● Source material:
________________

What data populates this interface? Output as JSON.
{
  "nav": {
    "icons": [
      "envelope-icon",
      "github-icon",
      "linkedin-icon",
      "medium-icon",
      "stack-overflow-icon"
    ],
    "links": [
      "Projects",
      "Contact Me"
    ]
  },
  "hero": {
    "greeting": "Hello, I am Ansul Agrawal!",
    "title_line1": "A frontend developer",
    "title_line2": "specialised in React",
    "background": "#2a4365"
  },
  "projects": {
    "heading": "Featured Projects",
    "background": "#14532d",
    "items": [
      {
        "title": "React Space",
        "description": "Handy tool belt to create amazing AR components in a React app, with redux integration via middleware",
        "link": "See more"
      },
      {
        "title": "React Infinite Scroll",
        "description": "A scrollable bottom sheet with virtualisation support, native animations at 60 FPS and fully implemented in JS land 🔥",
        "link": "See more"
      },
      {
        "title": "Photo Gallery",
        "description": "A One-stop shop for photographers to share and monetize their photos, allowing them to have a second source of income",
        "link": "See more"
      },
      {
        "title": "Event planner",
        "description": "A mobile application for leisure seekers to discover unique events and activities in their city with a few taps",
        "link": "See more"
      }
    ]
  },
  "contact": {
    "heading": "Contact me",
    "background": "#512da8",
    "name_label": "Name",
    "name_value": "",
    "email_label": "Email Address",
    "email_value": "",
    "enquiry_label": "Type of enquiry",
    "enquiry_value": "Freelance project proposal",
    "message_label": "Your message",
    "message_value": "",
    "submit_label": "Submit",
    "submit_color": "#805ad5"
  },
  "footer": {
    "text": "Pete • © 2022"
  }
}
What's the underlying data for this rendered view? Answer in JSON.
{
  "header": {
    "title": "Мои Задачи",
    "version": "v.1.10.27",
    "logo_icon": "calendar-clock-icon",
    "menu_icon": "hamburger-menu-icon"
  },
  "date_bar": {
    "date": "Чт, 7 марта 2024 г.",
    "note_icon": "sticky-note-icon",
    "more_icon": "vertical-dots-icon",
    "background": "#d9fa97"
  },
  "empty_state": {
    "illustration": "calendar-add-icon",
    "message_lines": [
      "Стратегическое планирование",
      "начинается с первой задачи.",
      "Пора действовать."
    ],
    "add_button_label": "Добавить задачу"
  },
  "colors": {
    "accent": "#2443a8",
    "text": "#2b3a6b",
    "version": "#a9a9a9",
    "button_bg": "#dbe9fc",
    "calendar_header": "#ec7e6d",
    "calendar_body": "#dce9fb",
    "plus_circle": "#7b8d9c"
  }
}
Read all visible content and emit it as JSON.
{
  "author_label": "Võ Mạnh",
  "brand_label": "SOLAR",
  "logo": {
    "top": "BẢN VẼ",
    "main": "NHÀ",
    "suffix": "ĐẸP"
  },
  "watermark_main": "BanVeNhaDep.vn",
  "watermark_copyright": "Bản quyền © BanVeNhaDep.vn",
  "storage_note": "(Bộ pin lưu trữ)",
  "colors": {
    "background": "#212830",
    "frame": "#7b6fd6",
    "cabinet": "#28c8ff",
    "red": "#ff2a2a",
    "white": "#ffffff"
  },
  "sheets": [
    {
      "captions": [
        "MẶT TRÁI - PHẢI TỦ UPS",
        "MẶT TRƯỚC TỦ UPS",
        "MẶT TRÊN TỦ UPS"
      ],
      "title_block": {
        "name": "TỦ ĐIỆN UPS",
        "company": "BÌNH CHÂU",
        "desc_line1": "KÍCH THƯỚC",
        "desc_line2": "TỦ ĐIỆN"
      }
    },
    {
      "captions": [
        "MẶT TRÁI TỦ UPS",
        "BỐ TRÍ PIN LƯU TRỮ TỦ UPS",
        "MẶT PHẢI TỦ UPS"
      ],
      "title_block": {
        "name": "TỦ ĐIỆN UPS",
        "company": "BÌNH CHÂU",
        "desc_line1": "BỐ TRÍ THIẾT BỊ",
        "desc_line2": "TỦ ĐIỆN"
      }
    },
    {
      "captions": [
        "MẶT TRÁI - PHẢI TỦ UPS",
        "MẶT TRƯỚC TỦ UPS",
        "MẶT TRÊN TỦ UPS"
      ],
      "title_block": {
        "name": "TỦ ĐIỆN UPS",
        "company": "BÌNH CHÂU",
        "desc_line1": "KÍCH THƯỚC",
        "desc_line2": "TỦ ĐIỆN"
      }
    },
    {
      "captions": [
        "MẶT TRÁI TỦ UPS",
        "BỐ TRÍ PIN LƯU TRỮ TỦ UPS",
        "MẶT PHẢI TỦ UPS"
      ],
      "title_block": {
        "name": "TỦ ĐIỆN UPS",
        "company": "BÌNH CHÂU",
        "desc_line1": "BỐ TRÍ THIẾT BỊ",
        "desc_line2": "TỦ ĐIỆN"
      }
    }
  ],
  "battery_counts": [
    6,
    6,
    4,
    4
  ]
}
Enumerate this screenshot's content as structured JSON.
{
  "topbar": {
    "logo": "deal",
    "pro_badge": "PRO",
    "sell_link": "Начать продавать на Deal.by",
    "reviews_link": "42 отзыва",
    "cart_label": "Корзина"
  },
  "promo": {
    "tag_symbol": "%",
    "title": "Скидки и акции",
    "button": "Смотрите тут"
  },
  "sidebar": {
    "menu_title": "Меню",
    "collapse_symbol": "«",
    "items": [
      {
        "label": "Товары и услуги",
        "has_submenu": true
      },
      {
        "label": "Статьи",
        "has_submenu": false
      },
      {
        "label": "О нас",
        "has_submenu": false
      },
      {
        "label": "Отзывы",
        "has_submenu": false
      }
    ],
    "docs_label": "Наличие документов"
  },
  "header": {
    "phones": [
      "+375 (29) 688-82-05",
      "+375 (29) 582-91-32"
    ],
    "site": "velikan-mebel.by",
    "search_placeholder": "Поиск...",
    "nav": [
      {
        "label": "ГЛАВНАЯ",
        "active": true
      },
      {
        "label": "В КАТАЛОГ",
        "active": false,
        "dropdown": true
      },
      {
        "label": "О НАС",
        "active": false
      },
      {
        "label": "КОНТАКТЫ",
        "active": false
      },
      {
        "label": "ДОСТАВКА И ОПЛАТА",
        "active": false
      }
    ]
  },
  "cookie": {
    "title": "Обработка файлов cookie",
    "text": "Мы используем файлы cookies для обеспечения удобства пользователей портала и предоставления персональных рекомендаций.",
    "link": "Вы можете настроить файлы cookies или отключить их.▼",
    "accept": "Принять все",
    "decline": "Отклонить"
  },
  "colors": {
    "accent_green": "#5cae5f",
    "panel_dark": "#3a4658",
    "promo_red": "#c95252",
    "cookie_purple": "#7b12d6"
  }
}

________________

● What is needed: Each line in the material above must be retyped without alteration.

● Answer in full:
What data populates this interface? Output as JSON.
{
  "nav": {
    "icons": [
      "envelope-icon",
      "github-icon",
      "linkedin-icon",
      "medium-icon",
      "stack-overflow-icon"
    ],
    "links": [
      "Projects",
      "Contact Me"
    ]
  },
  "hero": {
    "greeting": "Hello, I am Ansul Agrawal!",
    "title_line1": "A frontend developer",
    "title_line2": "specialised in React",
    "background": "#2a4365"
  },
  "projects": {
    "heading": "Featured Projects",
    "background": "#14532d",
    "items": [
      {
        "title": "React Space",
        "description": "Handy tool belt to create amazing AR components in a React app, with redux integration via middleware",
        "link": "See more"
      },
      {
        "title": "React Infinite Scroll",
        "description": "A scrollable bottom sheet with virtualisation support, native animations at 60 FPS and fully implemented in JS land 🔥",
        "link": "See more"
      },
      {
        "title": "Photo Gallery",
        "description": "A One-stop shop for photographers to share and monetize their photos, allowing them to have a second source of income",
        "link": "See more"
      },
      {
        "title": "Event planner",
        "description": "A mobile application for leisure seekers to discover unique events and activities in their city with a few taps",
        "link": "See more"
      }
    ]
  },
  "contact": {
    "heading": "Contact me",
    "background": "#512da8",
    "name_label": "Name",
    "name_value": "",
    "email_label": "Email Address",
    "email_value": "",
    "enquiry_label": "Type of enquiry",
    "enquiry_value": "Freelance project proposal",
    "message_label": "Your message",
    "message_value": "",
    "submit_label": "Submit",
    "submit_color": "#805ad5"
  },
  "footer": {
    "text": "Pete • © 2022"
  }
}
What's the underlying data for this rendered view? Answer in JSON.
{
  "header": {
    "title": "Мои Задачи",
    "version": "v.1.10.27",
    "logo_icon": "calendar-clock-icon",
    "menu_icon": "hamburger-menu-icon"
  },
  "date_bar": {
    "date": "Чт, 7 марта 2024 г.",
    "note_icon": "sticky-note-icon",
    "more_icon": "vertical-dots-icon",
    "background": "#d9fa97"
  },
  "empty_state": {
    "illustration": "calendar-add-icon",
    "message_lines": [
      "Стратегическое планирование",
      "начинается с первой задачи.",
      "Пора действовать."
    ],
    "add_button_label": "Добавить задачу"
  },
  "colors": {
    "accent": "#2443a8",
    "text": "#2b3a6b",
    "version": "#a9a9a9",
    "button_bg": "#dbe9fc",
    "calendar_header": "#ec7e6d",
    "calendar_body": "#dce9fb",
    "plus_circle": "#7b8d9c"
  }
}
Read all visible content and emit it as JSON.
{
  "author_label": "Võ Mạnh",
  "brand_label": "SOLAR",
  "logo": {
    "top": "BẢN VẼ",
    "main": "NHÀ",
    "suffix": "ĐẸP"
  },
  "watermark_main": "BanVeNhaDep.vn",
  "watermark_copyright": "Bản quyền © BanVeNhaDep.vn",
  "storage_note": "(Bộ pin lưu trữ)",
  "colors": {
    "background": "#212830",
    "frame": "#7b6fd6",
    "cabinet": "#28c8ff",
    "red": "#ff2a2a",
    "white": "#ffffff"
  },
  "sheets": [
    {
      "captions": [
        "MẶT TRÁI - PHẢI TỦ UPS",
        "MẶT TRƯỚC TỦ UPS",
        "MẶT TRÊN TỦ UPS"
      ],
      "title_block": {
        "name": "TỦ ĐIỆN UPS",
        "company": "BÌNH CHÂU",
        "desc_line1": "KÍCH THƯỚC",
        "desc_line2": "TỦ ĐIỆN"
      }
    },
    {
      "captions": [
        "MẶT TRÁI TỦ UPS",
        "BỐ TRÍ PIN LƯU TRỮ TỦ UPS",
        "MẶT PHẢI TỦ UPS"
      ],
      "title_block": {
        "name": "TỦ ĐIỆN UPS",
        "company": "BÌNH CHÂU",
        "desc_line1": "BỐ TRÍ THIẾT BỊ",
        "desc_line2": "TỦ ĐIỆN"
      }
    },
    {
      "captions": [
        "MẶT TRÁI - PHẢI TỦ UPS",
        "MẶT TRƯỚC TỦ UPS",
        "MẶT TRÊN TỦ UPS"
      ],
      "title_block": {
        "name": "TỦ ĐIỆN UPS",
        "company": "BÌNH CHÂU",
        "desc_line1": "KÍCH THƯỚC",
        "desc_line2": "TỦ ĐIỆN"
      }
    },
    {
      "captions": [
        "MẶT TRÁI TỦ UPS",
        "BỐ TRÍ PIN LƯU TRỮ TỦ UPS",
        "MẶT PHẢI TỦ UPS"
      ],
      "title_block": {
        "name": "TỦ ĐIỆN UPS",
        "company": "BÌNH CHÂU",
        "desc_line1": "BỐ TRÍ THIẾT BỊ",
        "desc_line2": "TỦ ĐIỆN"
      }
    }
  ],
  "battery_counts": [
    6,
    6,
    4,
    4
  ]
}
Enumerate this screenshot's content as structured JSON.
{
  "topbar": {
    "logo": "deal",
    "pro_badge": "PRO",
    "sell_link": "Начать продавать на Deal.by",
    "reviews_link": "42 отзыва",
    "cart_label": "Корзина"
  },
  "promo": {
    "tag_symbol": "%",
    "title": "Скидки и акции",
    "button": "Смотрите тут"
  },
  "sidebar": {
    "menu_title": "Меню",
    "collapse_symbol": "«",
    "items": [
      {
        "label": "Товары и услуги",
        "has_submenu": true
      },
      {
        "label": "Статьи",
        "has_submenu": false
      },
      {
        "label": "О нас",
        "has_submenu": false
      },
      {
        "label": "Отзывы",
        "has_submenu": false
      }
    ],
    "docs_label": "Наличие документов"
  },
  "header": {
    "phones": [
      "+375 (29) 688-82-05",
      "+375 (29) 582-91-32"
    ],
    "site": "velikan-mebel.by",
    "search_placeholder": "Поиск...",
    "nav": [
      {
        "label": "ГЛАВНАЯ",
        "active": true
      },
      {
        "label": "В КАТАЛОГ",
        "active": false,
        "dropdown": true
      },
      {
        "label": "О НАС",
        "active": false
      },
      {
        "label": "КОНТАКТЫ",
        "active": false
      },
      {
        "label": "ДОСТАВКА И ОПЛАТА",
        "active": false
      }
    ]
  },
  "cookie": {
    "title": "Обработка файлов cookie",
    "text": "Мы используем файлы cookies для обеспечения удобства пользователей портала и предоставления персональных рекомендаций.",
    "link": "Вы можете настроить файлы cookies или отключить их.▼",
    "accept": "Принять все",
    "decline": "Отклонить"
  },
  "colors": {
    "accent_green": "#5cae5f",
    "panel_dark": "#3a4658",
    "promo_red": "#c95252",
    "cookie_purple": "#7b12d6"
  }
}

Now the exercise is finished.